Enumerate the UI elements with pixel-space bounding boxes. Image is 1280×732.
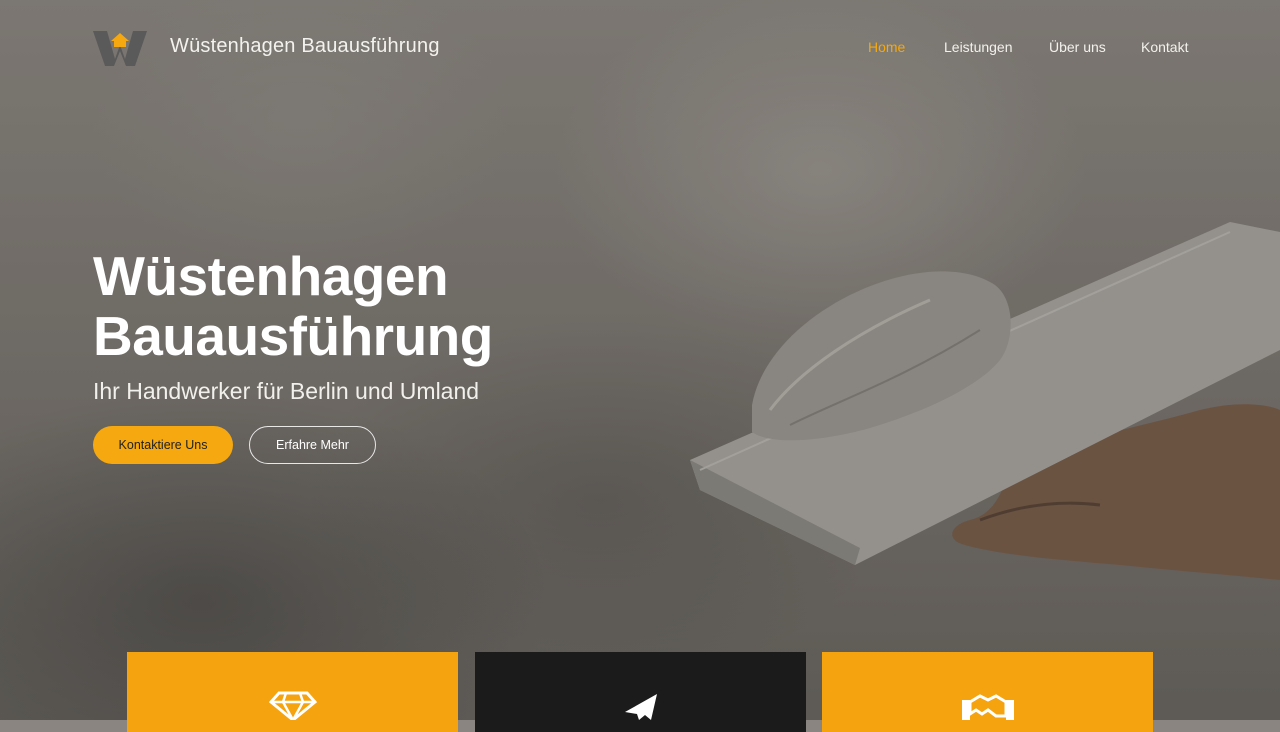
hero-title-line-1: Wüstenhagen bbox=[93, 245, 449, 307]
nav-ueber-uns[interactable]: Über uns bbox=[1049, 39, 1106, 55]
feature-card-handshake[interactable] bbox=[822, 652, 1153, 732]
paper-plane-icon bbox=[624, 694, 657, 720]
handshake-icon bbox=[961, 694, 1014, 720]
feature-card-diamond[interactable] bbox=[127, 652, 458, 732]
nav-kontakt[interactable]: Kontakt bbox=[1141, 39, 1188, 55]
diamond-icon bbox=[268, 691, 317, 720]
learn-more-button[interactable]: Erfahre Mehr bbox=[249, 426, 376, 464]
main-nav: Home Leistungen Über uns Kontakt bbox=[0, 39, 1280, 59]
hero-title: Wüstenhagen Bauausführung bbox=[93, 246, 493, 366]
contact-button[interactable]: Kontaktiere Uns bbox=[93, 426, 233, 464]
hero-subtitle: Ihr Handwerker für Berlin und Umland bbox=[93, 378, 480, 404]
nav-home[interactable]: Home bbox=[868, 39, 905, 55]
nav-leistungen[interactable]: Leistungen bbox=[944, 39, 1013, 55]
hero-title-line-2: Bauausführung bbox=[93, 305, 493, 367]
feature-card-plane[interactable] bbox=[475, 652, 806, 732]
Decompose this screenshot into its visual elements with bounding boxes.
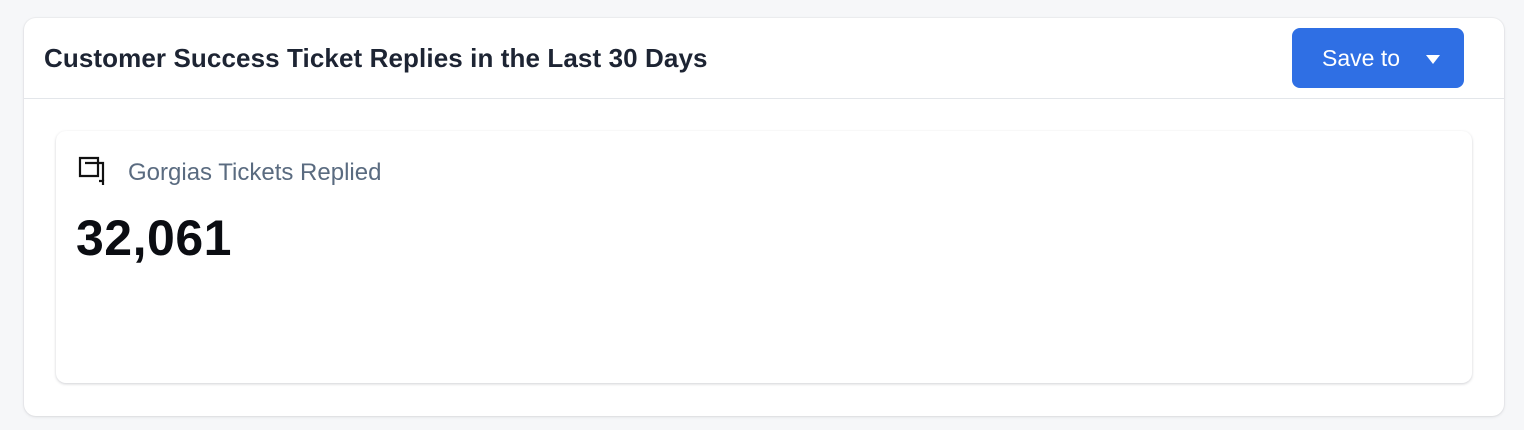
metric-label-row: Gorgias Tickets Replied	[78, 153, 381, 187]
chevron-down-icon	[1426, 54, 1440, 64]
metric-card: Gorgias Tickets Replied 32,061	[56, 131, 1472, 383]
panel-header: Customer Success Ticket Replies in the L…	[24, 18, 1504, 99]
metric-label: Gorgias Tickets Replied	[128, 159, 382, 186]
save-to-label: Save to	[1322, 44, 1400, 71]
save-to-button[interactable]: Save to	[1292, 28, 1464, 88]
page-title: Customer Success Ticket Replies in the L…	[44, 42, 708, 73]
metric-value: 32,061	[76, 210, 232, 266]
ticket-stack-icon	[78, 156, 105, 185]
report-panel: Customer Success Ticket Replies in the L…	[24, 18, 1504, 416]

What to do:
Give back the entries from the line containing "hero-title-line-1: Wüstenhagen bbox=[93, 245, 449, 307]" up to and including the line containing "handshake-icon bbox=[961, 694, 1014, 720]", substituting "About us" for "Über uns" and leaving everything else unchanged. Return only those lines.

Right answer:
hero-title-line-1: Wüstenhagen bbox=[93, 245, 449, 307]
nav-ueber-uns[interactable]: About us bbox=[1049, 39, 1106, 55]
feature-card-handshake[interactable] bbox=[822, 652, 1153, 732]
paper-plane-icon bbox=[624, 694, 657, 720]
handshake-icon bbox=[961, 694, 1014, 720]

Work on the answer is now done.